### Saved entries
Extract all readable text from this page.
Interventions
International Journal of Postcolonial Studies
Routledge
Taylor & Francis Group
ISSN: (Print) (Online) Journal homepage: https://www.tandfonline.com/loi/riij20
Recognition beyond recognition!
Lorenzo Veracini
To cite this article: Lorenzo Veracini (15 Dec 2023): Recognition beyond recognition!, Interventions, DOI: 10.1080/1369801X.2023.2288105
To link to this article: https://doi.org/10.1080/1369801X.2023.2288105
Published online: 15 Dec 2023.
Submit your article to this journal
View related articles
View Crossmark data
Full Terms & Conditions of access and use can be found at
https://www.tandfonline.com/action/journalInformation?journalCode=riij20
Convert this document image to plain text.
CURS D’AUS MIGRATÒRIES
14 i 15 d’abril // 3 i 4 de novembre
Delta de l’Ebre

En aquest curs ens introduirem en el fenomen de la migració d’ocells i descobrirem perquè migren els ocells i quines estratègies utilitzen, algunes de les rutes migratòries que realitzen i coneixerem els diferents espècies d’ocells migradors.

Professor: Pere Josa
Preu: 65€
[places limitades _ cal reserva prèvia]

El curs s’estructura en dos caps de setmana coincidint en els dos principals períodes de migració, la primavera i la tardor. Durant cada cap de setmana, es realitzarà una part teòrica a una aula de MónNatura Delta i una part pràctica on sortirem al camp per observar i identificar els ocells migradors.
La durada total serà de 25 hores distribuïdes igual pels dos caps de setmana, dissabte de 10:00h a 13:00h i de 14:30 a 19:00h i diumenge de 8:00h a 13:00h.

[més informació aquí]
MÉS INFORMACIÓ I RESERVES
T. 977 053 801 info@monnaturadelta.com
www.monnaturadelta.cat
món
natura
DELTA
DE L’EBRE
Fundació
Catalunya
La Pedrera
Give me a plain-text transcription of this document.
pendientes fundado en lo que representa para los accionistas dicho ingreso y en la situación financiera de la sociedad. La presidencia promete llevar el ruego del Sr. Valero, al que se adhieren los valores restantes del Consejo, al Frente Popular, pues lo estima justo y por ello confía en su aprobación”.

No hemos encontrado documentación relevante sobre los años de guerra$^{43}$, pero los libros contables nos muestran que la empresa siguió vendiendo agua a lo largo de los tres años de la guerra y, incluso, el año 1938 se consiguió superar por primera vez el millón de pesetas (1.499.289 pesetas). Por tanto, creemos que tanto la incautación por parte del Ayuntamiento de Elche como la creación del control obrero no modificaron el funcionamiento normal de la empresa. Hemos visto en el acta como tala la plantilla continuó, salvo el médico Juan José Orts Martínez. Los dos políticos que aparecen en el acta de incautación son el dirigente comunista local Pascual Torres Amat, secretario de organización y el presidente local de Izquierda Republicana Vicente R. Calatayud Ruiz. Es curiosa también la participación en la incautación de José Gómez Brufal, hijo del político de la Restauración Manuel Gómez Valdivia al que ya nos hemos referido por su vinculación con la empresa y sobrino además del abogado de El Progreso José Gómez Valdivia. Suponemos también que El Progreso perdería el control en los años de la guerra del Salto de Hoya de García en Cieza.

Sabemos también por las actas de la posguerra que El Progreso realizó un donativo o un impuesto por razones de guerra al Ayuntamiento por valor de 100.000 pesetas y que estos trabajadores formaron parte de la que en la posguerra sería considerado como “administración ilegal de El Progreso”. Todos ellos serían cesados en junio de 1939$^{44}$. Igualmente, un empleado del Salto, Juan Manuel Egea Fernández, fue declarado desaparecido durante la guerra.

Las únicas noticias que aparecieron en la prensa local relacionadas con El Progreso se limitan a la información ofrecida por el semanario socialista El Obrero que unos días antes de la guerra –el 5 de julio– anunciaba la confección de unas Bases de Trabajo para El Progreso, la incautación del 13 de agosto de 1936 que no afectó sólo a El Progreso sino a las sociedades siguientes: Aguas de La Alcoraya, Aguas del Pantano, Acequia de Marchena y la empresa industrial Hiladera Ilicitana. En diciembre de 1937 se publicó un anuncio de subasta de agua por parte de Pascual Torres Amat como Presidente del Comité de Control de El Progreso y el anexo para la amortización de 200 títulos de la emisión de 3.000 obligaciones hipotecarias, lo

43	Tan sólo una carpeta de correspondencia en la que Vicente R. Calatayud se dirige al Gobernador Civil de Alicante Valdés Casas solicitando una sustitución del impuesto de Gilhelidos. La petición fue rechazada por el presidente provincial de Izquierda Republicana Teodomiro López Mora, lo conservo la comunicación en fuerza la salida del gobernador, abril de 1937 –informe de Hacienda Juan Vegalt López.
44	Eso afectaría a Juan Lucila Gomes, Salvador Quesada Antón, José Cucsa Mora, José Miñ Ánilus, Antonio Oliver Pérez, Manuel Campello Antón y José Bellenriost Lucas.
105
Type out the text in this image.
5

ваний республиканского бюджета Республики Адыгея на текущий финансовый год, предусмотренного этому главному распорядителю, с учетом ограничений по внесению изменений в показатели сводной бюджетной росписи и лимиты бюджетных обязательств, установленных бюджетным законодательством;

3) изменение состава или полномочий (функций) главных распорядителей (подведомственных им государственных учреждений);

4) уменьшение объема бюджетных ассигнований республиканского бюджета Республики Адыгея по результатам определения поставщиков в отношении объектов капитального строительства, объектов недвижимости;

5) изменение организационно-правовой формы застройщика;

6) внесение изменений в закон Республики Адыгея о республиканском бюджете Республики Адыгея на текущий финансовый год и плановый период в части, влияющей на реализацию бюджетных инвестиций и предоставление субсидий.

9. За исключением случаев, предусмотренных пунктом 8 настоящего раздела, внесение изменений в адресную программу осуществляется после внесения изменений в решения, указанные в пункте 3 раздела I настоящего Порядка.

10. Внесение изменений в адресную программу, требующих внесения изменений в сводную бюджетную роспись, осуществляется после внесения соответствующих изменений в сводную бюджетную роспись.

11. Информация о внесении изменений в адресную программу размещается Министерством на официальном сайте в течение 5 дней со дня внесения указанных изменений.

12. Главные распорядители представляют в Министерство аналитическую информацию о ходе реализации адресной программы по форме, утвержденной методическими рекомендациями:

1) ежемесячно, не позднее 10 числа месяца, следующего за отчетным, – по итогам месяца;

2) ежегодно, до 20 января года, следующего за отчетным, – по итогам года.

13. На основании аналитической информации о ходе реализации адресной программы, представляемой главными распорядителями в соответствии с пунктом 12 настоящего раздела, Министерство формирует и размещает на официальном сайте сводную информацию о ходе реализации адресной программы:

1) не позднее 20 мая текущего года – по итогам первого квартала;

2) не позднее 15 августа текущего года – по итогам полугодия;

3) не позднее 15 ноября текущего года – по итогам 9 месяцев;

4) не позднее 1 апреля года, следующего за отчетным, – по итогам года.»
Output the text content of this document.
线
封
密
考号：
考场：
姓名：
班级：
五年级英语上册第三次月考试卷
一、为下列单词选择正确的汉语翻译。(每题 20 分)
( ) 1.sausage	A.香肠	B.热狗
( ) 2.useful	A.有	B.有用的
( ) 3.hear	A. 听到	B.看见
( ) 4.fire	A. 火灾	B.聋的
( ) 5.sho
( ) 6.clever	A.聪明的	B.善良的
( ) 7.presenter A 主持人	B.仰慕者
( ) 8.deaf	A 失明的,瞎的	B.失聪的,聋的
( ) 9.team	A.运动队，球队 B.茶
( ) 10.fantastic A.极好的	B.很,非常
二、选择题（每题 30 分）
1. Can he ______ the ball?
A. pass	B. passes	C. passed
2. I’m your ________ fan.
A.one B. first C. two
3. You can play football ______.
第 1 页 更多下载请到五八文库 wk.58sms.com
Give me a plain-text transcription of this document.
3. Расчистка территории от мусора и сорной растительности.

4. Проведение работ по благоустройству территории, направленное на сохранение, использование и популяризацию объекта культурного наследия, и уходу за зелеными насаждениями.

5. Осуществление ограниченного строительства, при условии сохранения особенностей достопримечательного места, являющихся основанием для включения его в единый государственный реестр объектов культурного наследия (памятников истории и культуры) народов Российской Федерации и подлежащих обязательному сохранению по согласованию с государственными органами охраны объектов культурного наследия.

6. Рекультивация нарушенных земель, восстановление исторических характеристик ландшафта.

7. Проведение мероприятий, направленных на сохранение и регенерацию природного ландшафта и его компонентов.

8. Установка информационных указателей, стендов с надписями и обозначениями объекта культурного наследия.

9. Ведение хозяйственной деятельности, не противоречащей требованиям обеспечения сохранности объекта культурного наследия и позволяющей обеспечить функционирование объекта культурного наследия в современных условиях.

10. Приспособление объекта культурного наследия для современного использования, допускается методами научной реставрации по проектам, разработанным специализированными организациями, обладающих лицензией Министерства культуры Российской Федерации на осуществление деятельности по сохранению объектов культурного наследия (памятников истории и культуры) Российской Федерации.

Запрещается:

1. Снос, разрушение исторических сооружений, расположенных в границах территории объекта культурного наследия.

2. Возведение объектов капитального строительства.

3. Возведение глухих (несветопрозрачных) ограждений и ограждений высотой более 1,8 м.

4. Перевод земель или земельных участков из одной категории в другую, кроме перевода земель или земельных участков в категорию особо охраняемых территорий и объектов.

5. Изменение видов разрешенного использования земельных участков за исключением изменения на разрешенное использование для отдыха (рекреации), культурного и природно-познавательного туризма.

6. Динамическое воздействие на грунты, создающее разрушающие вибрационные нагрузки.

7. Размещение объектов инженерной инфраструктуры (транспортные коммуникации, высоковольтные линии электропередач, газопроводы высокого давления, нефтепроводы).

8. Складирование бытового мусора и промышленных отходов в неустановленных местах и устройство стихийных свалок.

### TASK DIRECTIONS
Pull out all lines from the entries above in which the word "республиканского" appears.

### THE OUTPUT
ваний республиканского бюджета Республики Адыгея на текущий финансовый год, предусмотренного этому главному распорядителю, с учетом ограничений по внесению изменений в показатели сводной бюджетной росписи и лимиты бюджетных обязательств, установленных бюджетным законодательством;
4) уменьшение объема бюджетных ассигнований республиканского бюджета Республики Адыгея по результатам определения поставщиков в отношении объектов капитального строительства, объектов недвижимости;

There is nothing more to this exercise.